DATA —
· · ·

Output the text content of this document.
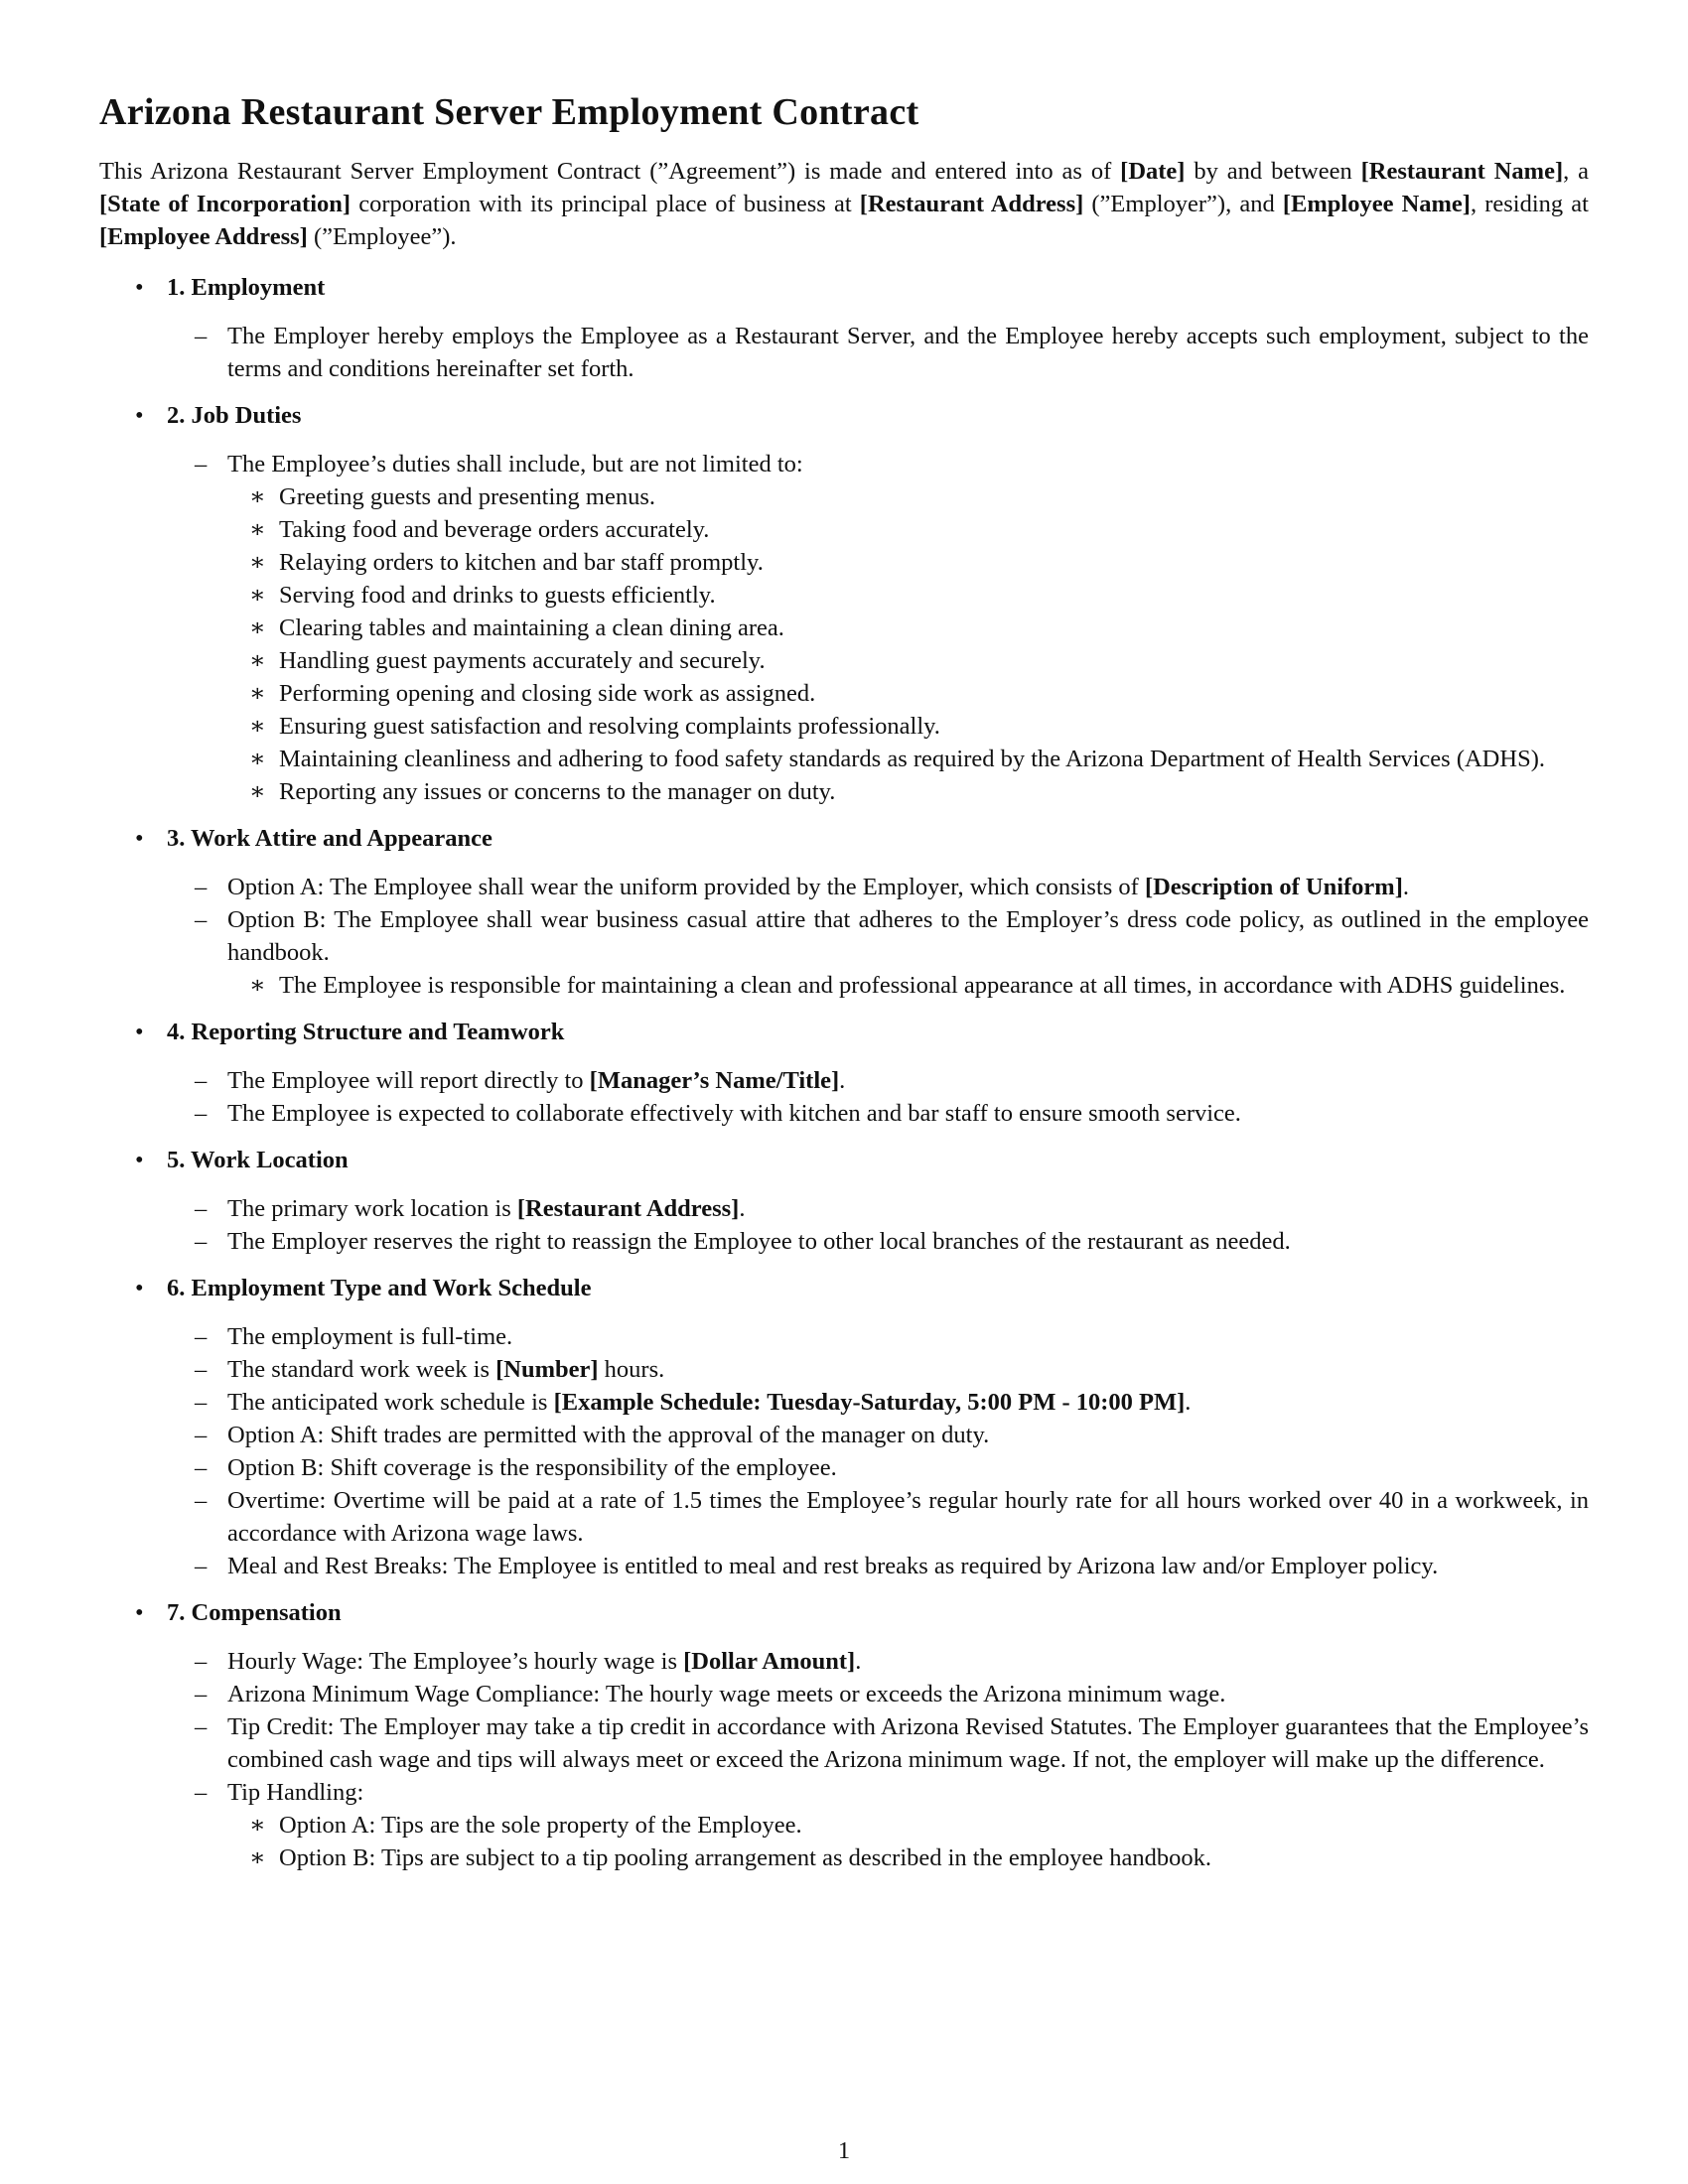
Arizona Restaurant Server Employment Contract

This Arizona Restaurant Server Employment Contract (”Agreement”) is made and entered into as of [Date] by and between [Restaurant Name], a [State of Incorporation] corporation with its principal place of business at [Restaurant Address] (”Employer”), and [Employee Name], residing at [Employee Address] (”Employee”).

• 1. Employment
– The Employer hereby employs the Employee as a Restaurant Server, and the Employee hereby accepts such employment, subject to the terms and conditions hereinafter set forth.
• 2. Job Duties
– The Employee’s duties shall include, but are not limited to:
∗ Greeting guests and presenting menus.
∗ Taking food and beverage orders accurately.
∗ Relaying orders to kitchen and bar staff promptly.
∗ Serving food and drinks to guests efficiently.
∗ Clearing tables and maintaining a clean dining area.
∗ Handling guest payments accurately and securely.
∗ Performing opening and closing side work as assigned.
∗ Ensuring guest satisfaction and resolving complaints professionally.
∗ Maintaining cleanliness and adhering to food safety standards as required by the Arizona Department of Health Services (ADHS).
∗ Reporting any issues or concerns to the manager on duty.
• 3. Work Attire and Appearance
– Option A: The Employee shall wear the uniform provided by the Employer, which consists of [Description of Uniform].
– Option B: The Employee shall wear business casual attire that adheres to the Employer’s dress code policy, as outlined in the employee handbook.
∗ The Employee is responsible for maintaining a clean and professional appearance at all times, in accordance with ADHS guidelines.
• 4. Reporting Structure and Teamwork
– The Employee will report directly to [Manager’s Name/Title].
– The Employee is expected to collaborate effectively with kitchen and bar staff to ensure smooth service.
• 5. Work Location
– The primary work location is [Restaurant Address].
– The Employer reserves the right to reassign the Employee to other local branches of the restaurant as needed.
• 6. Employment Type and Work Schedule
– The employment is full-time.
– The standard work week is [Number] hours.
– The anticipated work schedule is [Example Schedule: Tuesday-Saturday, 5:00 PM - 10:00 PM].
– Option A: Shift trades are permitted with the approval of the manager on duty.
– Option B: Shift coverage is the responsibility of the employee.
– Overtime: Overtime will be paid at a rate of 1.5 times the Employee’s regular hourly rate for all hours worked over 40 in a workweek, in accordance with Arizona wage laws.
– Meal and Rest Breaks: The Employee is entitled to meal and rest breaks as required by Arizona law and/or Employer policy.
• 7. Compensation
– Hourly Wage: The Employee’s hourly wage is [Dollar Amount].
– Arizona Minimum Wage Compliance: The hourly wage meets or exceeds the Arizona minimum wage.
– Tip Credit: The Employer may take a tip credit in accordance with Arizona Revised Statutes. The Employer guarantees that the Employee’s combined cash wage and tips will always meet or exceed the Arizona minimum wage. If not, the employer will make up the difference.
– Tip Handling:
∗ Option A: Tips are the sole property of the Employee.
∗ Option B: Tips are subject to a tip pooling arrangement as described in the employee handbook.
1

· · ·

Extract every line above containing the word "that".

– Option B: The Employee shall wear business casual attire that adheres to the Employer’s dress code policy, as outlined in the employee handbook.
– Tip Credit: The Employer may take a tip credit in accordance with Arizona Revised Statutes. The Employer guarantees that the Employee’s combined cash wage and tips will always meet or exceed the Arizona minimum wage. If not, the employer will make up the difference.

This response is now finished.